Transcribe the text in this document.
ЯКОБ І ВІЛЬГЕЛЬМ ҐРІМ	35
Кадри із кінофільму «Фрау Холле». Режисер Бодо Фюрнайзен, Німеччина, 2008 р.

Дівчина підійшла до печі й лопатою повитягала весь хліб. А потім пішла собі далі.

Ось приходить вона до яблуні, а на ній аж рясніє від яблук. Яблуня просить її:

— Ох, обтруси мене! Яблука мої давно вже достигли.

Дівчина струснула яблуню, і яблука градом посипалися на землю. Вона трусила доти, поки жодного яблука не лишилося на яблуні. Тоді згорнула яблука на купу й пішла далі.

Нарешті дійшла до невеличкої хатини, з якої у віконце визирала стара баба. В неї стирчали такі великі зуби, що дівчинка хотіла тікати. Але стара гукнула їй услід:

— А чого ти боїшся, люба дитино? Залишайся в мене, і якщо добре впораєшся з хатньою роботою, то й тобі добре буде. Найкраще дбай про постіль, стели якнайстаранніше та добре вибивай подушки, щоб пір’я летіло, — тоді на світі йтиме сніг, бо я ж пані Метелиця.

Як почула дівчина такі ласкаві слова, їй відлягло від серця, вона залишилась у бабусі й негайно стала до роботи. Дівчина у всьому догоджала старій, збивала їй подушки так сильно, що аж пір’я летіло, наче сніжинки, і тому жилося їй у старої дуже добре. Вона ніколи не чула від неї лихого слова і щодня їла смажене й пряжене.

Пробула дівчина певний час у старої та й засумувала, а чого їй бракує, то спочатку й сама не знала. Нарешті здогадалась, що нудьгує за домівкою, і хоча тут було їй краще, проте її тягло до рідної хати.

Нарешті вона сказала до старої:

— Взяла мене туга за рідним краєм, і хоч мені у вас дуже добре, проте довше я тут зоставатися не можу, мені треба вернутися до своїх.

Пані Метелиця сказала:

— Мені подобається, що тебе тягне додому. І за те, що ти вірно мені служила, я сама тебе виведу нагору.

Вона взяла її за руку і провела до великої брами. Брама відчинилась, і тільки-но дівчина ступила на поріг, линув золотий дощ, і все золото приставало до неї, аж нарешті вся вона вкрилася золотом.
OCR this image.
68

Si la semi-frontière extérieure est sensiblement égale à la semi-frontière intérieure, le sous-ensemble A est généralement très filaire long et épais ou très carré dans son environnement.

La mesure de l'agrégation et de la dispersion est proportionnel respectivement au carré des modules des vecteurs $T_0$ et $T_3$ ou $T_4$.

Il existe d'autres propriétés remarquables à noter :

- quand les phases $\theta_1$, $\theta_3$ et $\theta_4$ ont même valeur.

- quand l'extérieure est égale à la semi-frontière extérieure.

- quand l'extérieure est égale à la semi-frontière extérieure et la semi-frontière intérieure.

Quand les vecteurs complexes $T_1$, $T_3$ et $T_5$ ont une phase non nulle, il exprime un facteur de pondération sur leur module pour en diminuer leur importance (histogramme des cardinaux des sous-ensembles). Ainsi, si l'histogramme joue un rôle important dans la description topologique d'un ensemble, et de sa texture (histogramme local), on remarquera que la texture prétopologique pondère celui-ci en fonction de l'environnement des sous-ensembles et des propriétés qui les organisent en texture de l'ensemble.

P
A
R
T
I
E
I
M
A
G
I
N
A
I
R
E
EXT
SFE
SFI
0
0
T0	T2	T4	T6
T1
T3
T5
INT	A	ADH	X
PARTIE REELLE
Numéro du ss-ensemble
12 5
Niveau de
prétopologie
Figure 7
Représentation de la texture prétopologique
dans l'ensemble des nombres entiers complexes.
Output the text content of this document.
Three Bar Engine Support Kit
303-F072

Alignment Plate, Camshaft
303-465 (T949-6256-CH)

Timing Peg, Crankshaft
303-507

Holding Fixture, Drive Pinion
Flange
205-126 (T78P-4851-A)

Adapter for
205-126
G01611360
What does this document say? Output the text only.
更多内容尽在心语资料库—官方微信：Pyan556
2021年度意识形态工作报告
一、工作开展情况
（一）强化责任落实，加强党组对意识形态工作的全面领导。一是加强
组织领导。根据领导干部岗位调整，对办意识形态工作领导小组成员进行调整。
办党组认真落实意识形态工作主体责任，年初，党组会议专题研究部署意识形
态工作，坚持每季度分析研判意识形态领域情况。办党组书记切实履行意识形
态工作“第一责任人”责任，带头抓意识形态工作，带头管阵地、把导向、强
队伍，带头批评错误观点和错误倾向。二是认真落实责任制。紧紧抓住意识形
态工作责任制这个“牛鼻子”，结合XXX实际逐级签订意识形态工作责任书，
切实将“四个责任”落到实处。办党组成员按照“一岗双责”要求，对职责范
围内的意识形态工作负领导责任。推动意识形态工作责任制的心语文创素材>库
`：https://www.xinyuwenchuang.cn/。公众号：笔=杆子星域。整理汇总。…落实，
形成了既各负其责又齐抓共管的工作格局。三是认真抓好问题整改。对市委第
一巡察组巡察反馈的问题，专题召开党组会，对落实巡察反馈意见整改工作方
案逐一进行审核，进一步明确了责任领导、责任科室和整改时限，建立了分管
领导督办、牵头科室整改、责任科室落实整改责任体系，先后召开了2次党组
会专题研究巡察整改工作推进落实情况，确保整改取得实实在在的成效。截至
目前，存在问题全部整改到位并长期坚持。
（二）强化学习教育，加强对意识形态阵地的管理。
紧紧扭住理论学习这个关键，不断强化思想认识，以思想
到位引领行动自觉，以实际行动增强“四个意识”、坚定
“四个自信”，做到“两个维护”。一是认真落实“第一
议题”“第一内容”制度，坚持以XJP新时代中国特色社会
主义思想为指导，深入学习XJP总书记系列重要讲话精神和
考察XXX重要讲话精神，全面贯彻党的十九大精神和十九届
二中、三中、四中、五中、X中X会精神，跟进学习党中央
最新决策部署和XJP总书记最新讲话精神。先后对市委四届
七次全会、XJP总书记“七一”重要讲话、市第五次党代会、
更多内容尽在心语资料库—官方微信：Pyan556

» **Your task**: Reproduce the data shown above exactly.

» **Task output**:
Transcribe the text in this document.
ЯКОБ І ВІЛЬГЕЛЬМ ҐРІМ	35
Кадри із кінофільму «Фрау Холле». Режисер Бодо Фюрнайзен, Німеччина, 2008 р.

Дівчина підійшла до печі й лопатою повитягала весь хліб. А потім пішла собі далі.

Ось приходить вона до яблуні, а на ній аж рясніє від яблук. Яблуня просить її:

— Ох, обтруси мене! Яблука мої давно вже достигли.

Дівчина струснула яблуню, і яблука градом посипалися на землю. Вона трусила доти, поки жодного яблука не лишилося на яблуні. Тоді згорнула яблука на купу й пішла далі.

Нарешті дійшла до невеличкої хатини, з якої у віконце визирала стара баба. В неї стирчали такі великі зуби, що дівчинка хотіла тікати. Але стара гукнула їй услід:

— А чого ти боїшся, люба дитино? Залишайся в мене, і якщо добре впораєшся з хатньою роботою, то й тобі добре буде. Найкраще дбай про постіль, стели якнайстаранніше та добре вибивай подушки, щоб пір’я летіло, — тоді на світі йтиме сніг, бо я ж пані Метелиця.

Як почула дівчина такі ласкаві слова, їй відлягло від серця, вона залишилась у бабусі й негайно стала до роботи. Дівчина у всьому догоджала старій, збивала їй подушки так сильно, що аж пір’я летіло, наче сніжинки, і тому жилося їй у старої дуже добре. Вона ніколи не чула від неї лихого слова і щодня їла смажене й пряжене.

Пробула дівчина певний час у старої та й засумувала, а чого їй бракує, то спочатку й сама не знала. Нарешті здогадалась, що нудьгує за домівкою, і хоча тут було їй краще, проте її тягло до рідної хати.

Нарешті вона сказала до старої:

— Взяла мене туга за рідним краєм, і хоч мені у вас дуже добре, проте довше я тут зоставатися не можу, мені треба вернутися до своїх.

Пані Метелиця сказала:

— Мені подобається, що тебе тягне додому. І за те, що ти вірно мені служила, я сама тебе виведу нагору.

Вона взяла її за руку і провела до великої брами. Брама відчинилась, і тільки-но дівчина ступила на поріг, линув золотий дощ, і все золото приставало до неї, аж нарешті вся вона вкрилася золотом.
OCR this image.
68

Si la semi-frontière extérieure est sensiblement égale à la semi-frontière intérieure, le sous-ensemble A est généralement très filaire long et épais ou très carré dans son environnement.

La mesure de l'agrégation et de la dispersion est proportionnel respectivement au carré des modules des vecteurs $T_0$ et $T_3$ ou $T_4$.

Il existe d'autres propriétés remarquables à noter :

- quand les phases $\theta_1$, $\theta_3$ et $\theta_4$ ont même valeur.

- quand l'extérieure est égale à la semi-frontière extérieure.

- quand l'extérieure est égale à la semi-frontière extérieure et la semi-frontière intérieure.

Quand les vecteurs complexes $T_1$, $T_3$ et $T_5$ ont une phase non nulle, il exprime un facteur de pondération sur leur module pour en diminuer leur importance (histogramme des cardinaux des sous-ensembles). Ainsi, si l'histogramme joue un rôle important dans la description topologique d'un ensemble, et de sa texture (histogramme local), on remarquera que la texture prétopologique pondère celui-ci en fonction de l'environnement des sous-ensembles et des propriétés qui les organisent en texture de l'ensemble.

P
A
R
T
I
E
I
M
A
G
I
N
A
I
R
E
EXT
SFE
SFI
0
0
T0	T2	T4	T6
T1
T3
T5
INT	A	ADH	X
PARTIE REELLE
Numéro du ss-ensemble
12 5
Niveau de
prétopologie
Figure 7
Représentation de la texture prétopologique
dans l'ensemble des nombres entiers complexes.
Output the text content of this document.
Three Bar Engine Support Kit
303-F072

Alignment Plate, Camshaft
303-465 (T949-6256-CH)

Timing Peg, Crankshaft
303-507

Holding Fixture, Drive Pinion
Flange
205-126 (T78P-4851-A)

Adapter for
205-126
G01611360
What does this document say? Output the text only.
更多内容尽在心语资料库—官方微信：Pyan556
2021年度意识形态工作报告
一、工作开展情况
（一）强化责任落实，加强党组对意识形态工作的全面领导。一是加强
组织领导。根据领导干部岗位调整，对办意识形态工作领导小组成员进行调整。
办党组认真落实意识形态工作主体责任，年初，党组会议专题研究部署意识形
态工作，坚持每季度分析研判意识形态领域情况。办党组书记切实履行意识形
态工作“第一责任人”责任，带头抓意识形态工作，带头管阵地、把导向、强
队伍，带头批评错误观点和错误倾向。二是认真落实责任制。紧紧抓住意识形
态工作责任制这个“牛鼻子”，结合XXX实际逐级签订意识形态工作责任书，
切实将“四个责任”落到实处。办党组成员按照“一岗双责”要求，对职责范
围内的意识形态工作负领导责任。推动意识形态工作责任制的心语文创素材>库
`：https://www.xinyuwenchuang.cn/。公众号：笔=杆子星域。整理汇总。…落实，
形成了既各负其责又齐抓共管的工作格局。三是认真抓好问题整改。对市委第
一巡察组巡察反馈的问题，专题召开党组会，对落实巡察反馈意见整改工作方
案逐一进行审核，进一步明确了责任领导、责任科室和整改时限，建立了分管
领导督办、牵头科室整改、责任科室落实整改责任体系，先后召开了2次党组
会专题研究巡察整改工作推进落实情况，确保整改取得实实在在的成效。截至
目前，存在问题全部整改到位并长期坚持。
（二）强化学习教育，加强对意识形态阵地的管理。
紧紧扭住理论学习这个关键，不断强化思想认识，以思想
到位引领行动自觉，以实际行动增强“四个意识”、坚定
“四个自信”，做到“两个维护”。一是认真落实“第一
议题”“第一内容”制度，坚持以XJP新时代中国特色社会
主义思想为指导，深入学习XJP总书记系列重要讲话精神和
考察XXX重要讲话精神，全面贯彻党的十九大精神和十九届
二中、三中、四中、五中、X中X会精神，跟进学习党中央
最新决策部署和XJP总书记最新讲话精神。先后对市委四届
七次全会、XJP总书记“七一”重要讲话、市第五次党代会、
更多内容尽在心语资料库—官方微信：Pyan556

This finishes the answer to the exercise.